Data listing -
□ □ □

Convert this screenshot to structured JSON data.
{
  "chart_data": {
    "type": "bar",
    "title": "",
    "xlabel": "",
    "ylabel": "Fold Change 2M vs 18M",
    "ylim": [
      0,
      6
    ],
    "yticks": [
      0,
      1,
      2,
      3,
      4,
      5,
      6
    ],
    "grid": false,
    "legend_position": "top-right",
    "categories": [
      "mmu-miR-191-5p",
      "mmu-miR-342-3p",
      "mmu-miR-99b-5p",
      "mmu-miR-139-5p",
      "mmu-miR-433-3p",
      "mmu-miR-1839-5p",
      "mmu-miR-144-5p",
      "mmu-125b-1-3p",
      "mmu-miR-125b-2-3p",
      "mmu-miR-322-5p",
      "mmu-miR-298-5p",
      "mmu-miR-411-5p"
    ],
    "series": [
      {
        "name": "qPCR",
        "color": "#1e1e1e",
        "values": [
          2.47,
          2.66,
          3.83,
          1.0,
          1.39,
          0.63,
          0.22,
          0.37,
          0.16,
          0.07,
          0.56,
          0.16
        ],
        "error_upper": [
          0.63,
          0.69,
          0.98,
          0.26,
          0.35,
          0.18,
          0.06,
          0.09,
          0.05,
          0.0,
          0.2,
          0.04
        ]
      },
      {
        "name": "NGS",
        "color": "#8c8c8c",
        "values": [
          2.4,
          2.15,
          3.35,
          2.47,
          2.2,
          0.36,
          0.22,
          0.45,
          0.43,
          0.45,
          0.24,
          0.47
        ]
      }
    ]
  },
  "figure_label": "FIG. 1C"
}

□ □ □

Work required - Retype the listing exactly, in full.

Output below -
Convert this screenshot to structured JSON data.
{
  "chart_data": {
    "type": "bar",
    "title": "",
    "xlabel": "",
    "ylabel": "Fold Change 2M vs 18M",
    "ylim": [
      0,
      6
    ],
    "yticks": [
      0,
      1,
      2,
      3,
      4,
      5,
      6
    ],
    "grid": false,
    "legend_position": "top-right",
    "categories": [
      "mmu-miR-191-5p",
      "mmu-miR-342-3p",
      "mmu-miR-99b-5p",
      "mmu-miR-139-5p",
      "mmu-miR-433-3p",
      "mmu-miR-1839-5p",
      "mmu-miR-144-5p",
      "mmu-125b-1-3p",
      "mmu-miR-125b-2-3p",
      "mmu-miR-322-5p",
      "mmu-miR-298-5p",
      "mmu-miR-411-5p"
    ],
    "series": [
      {
        "name": "qPCR",
        "color": "#1e1e1e",
        "values": [
          2.47,
          2.66,
          3.83,
          1.0,
          1.39,
          0.63,
          0.22,
          0.37,
          0.16,
          0.07,
          0.56,
          0.16
        ],
        "error_upper": [
          0.63,
          0.69,
          0.98,
          0.26,
          0.35,
          0.18,
          0.06,
          0.09,
          0.05,
          0.0,
          0.2,
          0.04
        ]
      },
      {
        "name": "NGS",
        "color": "#8c8c8c",
        "values": [
          2.4,
          2.15,
          3.35,
          2.47,
          2.2,
          0.36,
          0.22,
          0.45,
          0.43,
          0.45,
          0.24,
          0.47
        ]
      }
    ]
  },
  "figure_label": "FIG. 1C"
}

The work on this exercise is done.